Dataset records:

* START *

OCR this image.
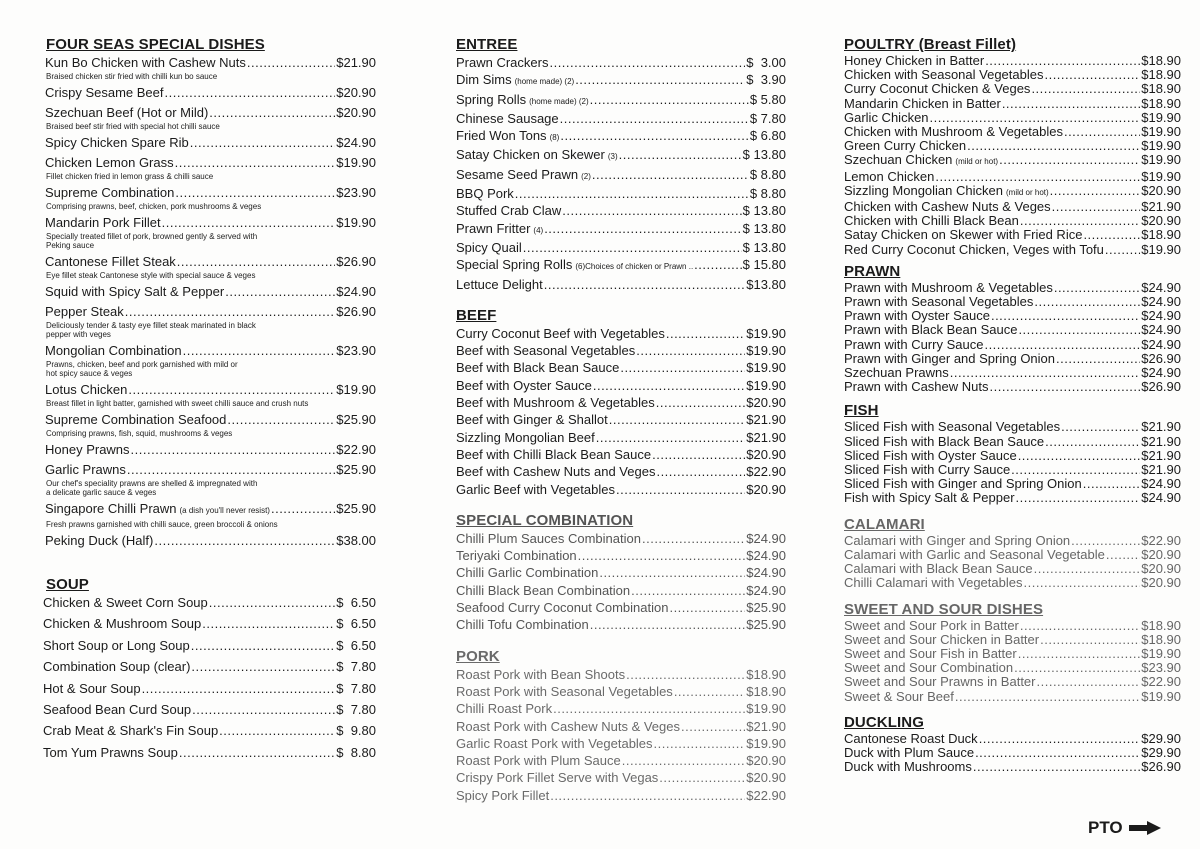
FOUR SEAS SPECIAL DISHES
Kun Bo Chicken with Cashew Nuts .....	$21.90
Braised chicken stir fried with chilli kun bo sauce
Crispy Sesame Beef .....	$20.90
Szechuan Beef (Hot or Mild) .....	$20.90
Braised beef stir fried with special hot chilli sauce
Spicy Chicken Spare Rib .....	$24.90
Chicken Lemon Grass .....	$19.90
Fillet chicken fried in lemon grass & chilli sauce
Supreme Combination .....	$23.90
Comprising prawns, beef, chicken, pork mushrooms & veges
Mandarin Pork Fillet .....	$19.90
Specially treated fillet of pork, browned gently & served with
Peking sauce
Cantonese Fillet Steak .....	$26.90
Eye fillet steak Cantonese style with special sauce & veges
Squid with Spicy Salt & Pepper .....	$24.90
Pepper Steak .....	$26.90
Deliciously tender & tasty eye fillet steak marinated in black
pepper with veges
Mongolian Combination .....	$23.90
Prawns, chicken, beef and pork garnished with mild or
hot spicy sauce & veges
Lotus Chicken .....	$19.90
Breast fillet in light batter, garnished with sweet chilli sauce and crush nuts
Supreme Combination Seafood .....	$25.90
Comprising prawns, fish, squid, mushrooms & veges
Honey Prawns .....	$22.90
Garlic Prawns .....	$25.90
Our chef's speciality prawns are shelled & impregnated with
a delicate garlic sauce & veges
Singapore Chilli Prawn (a dish you'll never resist) .....	$25.90
Fresh prawns garnished with chilli sauce, green broccoli & onions
Peking Duck (Half) .....	$38.00
SOUP
Chicken & Sweet Corn Soup .....	$  6.50
Chicken & Mushroom Soup .....	$  6.50
Short Soup or Long Soup .....	$  6.50
Combination Soup (clear) .....	$  7.80
Hot & Sour Soup .....	$  7.80
Seafood Bean Curd Soup .....	$  7.80
Crab Meat & Shark's Fin Soup .....	$  9.80
Tom Yum Prawns Soup .....	$  8.80
ENTREE
Prawn Crackers .....	$  3.00
Dim Sims (home made) (2) .....	$  3.90
Spring Rolls (home made) (2) .....	$ 5.80
Chinese Sausage .....	$ 7.80
Fried Won Tons (8) .....	$ 6.80
Satay Chicken on Skewer (3) .....	$ 13.80
Sesame Seed Prawn (2) .....	$ 8.80
BBQ Pork .....	$ 8.80
Stuffed Crab Claw .....	$ 13.80
Prawn Fritter (4) .....	$ 13.80
Spicy Quail .....	$ 13.80
Special Spring Rolls (6)Choices of chicken or Prawn .. .....	$ 15.80
Lettuce Delight .....	$13.80
BEEF
Curry Coconut Beef with Vegetables .....	$19.90
Beef with Seasonal Vegetables .....	$19.90
Beef with Black Bean Sauce .....	$19.90
Beef with Oyster Sauce .....	$19.90
Beef with Mushroom & Vegetables .....	$20.90
Beef with Ginger & Shallot .....	$21.90
Sizzling Mongolian Beef .....	$21.90
Beef with Chilli Black Bean Sauce .....	$20.90
Beef with Cashew Nuts and Veges .....	$22.90
Garlic Beef with Vegetables .....	$20.90
SPECIAL COMBINATION
Chilli Plum Sauces Combination .....	$24.90
Teriyaki Combination .....	$24.90
Chilli Garlic Combination .....	$24.90
Chilli Black Bean Combination .....	$24.90
Seafood Curry Coconut Combination .....	$25.90
Chilli Tofu Combination .....	$25.90
PORK
Roast Pork with Bean Shoots .....	$18.90
Roast Pork with Seasonal Vegetables .....	$18.90
Chilli Roast Pork .....	$19.90
Roast Pork with Cashew Nuts & Veges .....	$21.90
Garlic Roast Pork with Vegetables .....	$19.90
Roast Pork with Plum Sauce .....	$20.90
Crispy Pork Fillet Serve with Vegas .....	$20.90
Spicy Pork Fillet .....	$22.90
POULTRY (Breast Fillet)
Honey Chicken in Batter .....	$18.90
Chicken with Seasonal Vegetables .....	$18.90
Curry Coconut Chicken & Veges .....	$18.90
Mandarin Chicken in Batter .....	$18.90
Garlic Chicken .....	$19.90
Chicken with Mushroom & Vegetables .....	$19.90
Green Curry Chicken .....	$19.90
Szechuan Chicken (mild or hot) .....	$19.90
Lemon Chicken .....	$19.90
Sizzling Mongolian Chicken (mild or hot) .....	$20.90
Chicken with Cashew Nuts & Veges .....	$21.90
Chicken with Chilli Black Bean .....	$20.90
Satay Chicken on Skewer with Fried Rice .....	$18.90
Red Curry Coconut Chicken, Veges with Tofu .....	$19.90
PRAWN
Prawn with Mushroom & Vegetables .....	$24.90
Prawn with Seasonal Vegetables .....	$24.90
Prawn with Oyster Sauce .....	$24.90
Prawn with Black Bean Sauce .....	$24.90
Prawn with Curry Sauce .....	$24.90
Prawn with Ginger and Spring Onion .....	$26.90
Szechuan Prawns .....	$24.90
Prawn with Cashew Nuts .....	$26.90
FISH
Sliced Fish with Seasonal Vegetables .....	$21.90
Sliced Fish with Black Bean Sauce .....	$21.90
Sliced Fish with Oyster Sauce .....	$21.90
Sliced Fish with Curry Sauce .....	$21.90
Sliced Fish with Ginger and Spring Onion .....	$24.90
Fish with Spicy Salt & Pepper .....	$24.90
CALAMARI
Calamari with Ginger and Spring Onion .....	$22.90
Calamari with Garlic and Seasonal Vegetable .....	$20.90
Calamari with Black Bean Sauce .....	$20.90
Chilli Calamari with Vegetables .....	$20.90
SWEET AND SOUR DISHES
Sweet and Sour Pork in Batter .....	$18.90
Sweet and Sour Chicken in Batter .....	$18.90
Sweet and Sour Fish in Batter .....	$19.90
Sweet and Sour Combination .....	$23.90
Sweet and Sour Prawns in Batter .....	$22.90
Sweet & Sour Beef .....	$19.90
DUCKLING
Cantonese Roast Duck .....	$29.90
Duck with Plum Sauce .....	$29.90
Duck with Mushrooms .....	$26.90
PTO
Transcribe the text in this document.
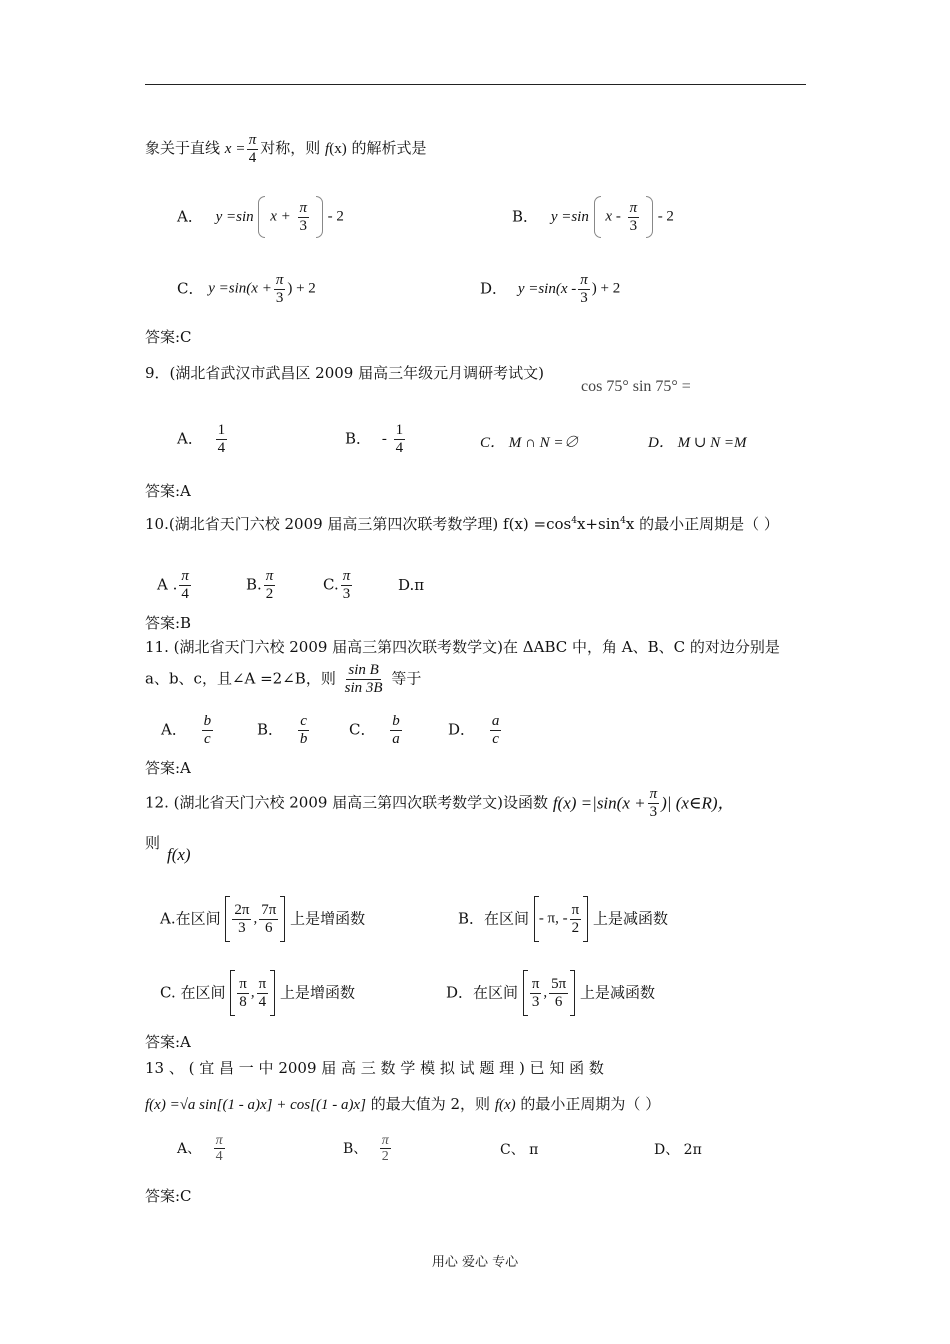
象关于直线 $x = \frac{\pi}{4}$ 对称，则 f(x) 的解析式是
A． y =sin $x + \frac{\pi}{3} - 2$	B． y =sin x - $\frac{\pi}{3} - 2$
C． $y =\sin(x + \frac{\pi}{3}$ ) + 2	D． $y =\sin(x - \frac{\pi}{3}$ ) + 2
答案:C
9．(湖北省武汉市武昌区 2009 届高三年级元月调研考试文)
cos 75° sin 75° =
A． $\frac{1}{4}$	B． - $\frac{1}{4}$	C． M ∩ N =∅	D． M ∪ N =M
答案:A
10.(湖北省天门六校 2009 届高三第四次联考数学理) $f(x) =\cos^4x+\sin^4x$ 的最小正周期是（ ）
A . $\frac{\pi}{4}$	B. $\frac{\pi}{2}$	C. $\frac{\pi}{3}$	D.π
答案:B
11. (湖北省天门六校 2009 届高三第四次联考数学文)在 ΔABC 中，角 A、B、C 的对边分别是
a、b、c，且∠A =2∠B，则 $\frac{\text{sin B}}{\sin 3B}$ 等于
A． $\frac{b}{c}$	B． $\frac{c}{b}$	C． $\frac{b}{a}$	D． $\frac{a}{c}$
答案:A
12. (湖北省天门六校 2009 届高三第四次联考数学文)设函数 $f(x) =|\sin(x + \frac{\pi}{3}$ )| (x∈R)，
则
f(x)
A.在区间 $\frac{2\pi}{3}$ , $\frac{7\pi}{6}$ 上是增函数	B．在区间 - π, - $\frac{\pi}{2}$ 上是减函数
C. 在区间 $\frac{\pi}{8}$ , $\frac{\pi}{4}$ 上是增函数	D．在区间 $\frac{\pi}{3}$ , $\frac{5\pi}{6}$ 上是减函数
答案:A
13 、 ( 宜 昌 一 中 2009 届 高 三 数 学 模 拟 试 题 理 ) 已 知 函 数
f(x) =√a sin[(1 - a)x] + cos[(1 - a)x] 的最大值为 2，则 f(x) 的最小正周期为（ ）
A、 $\frac{\pi}{4}$	B、 $\frac{\pi}{2}$	C、 π	D、 2π
答案:C
用心 爱心 专心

* END *

• [STATED GOAL]
Gather all lines from the records above in which "Roast" appears.

• [RESPONSE TO THE TASK]
Roast Pork with Bean Shoots .....	$18.90
Roast Pork with Seasonal Vegetables .....	$18.90
Chilli Roast Pork .....	$19.90
Roast Pork with Cashew Nuts & Veges .....	$21.90
Garlic Roast Pork with Vegetables .....	$19.90
Roast Pork with Plum Sauce .....	$20.90
Cantonese Roast Duck .....	$29.90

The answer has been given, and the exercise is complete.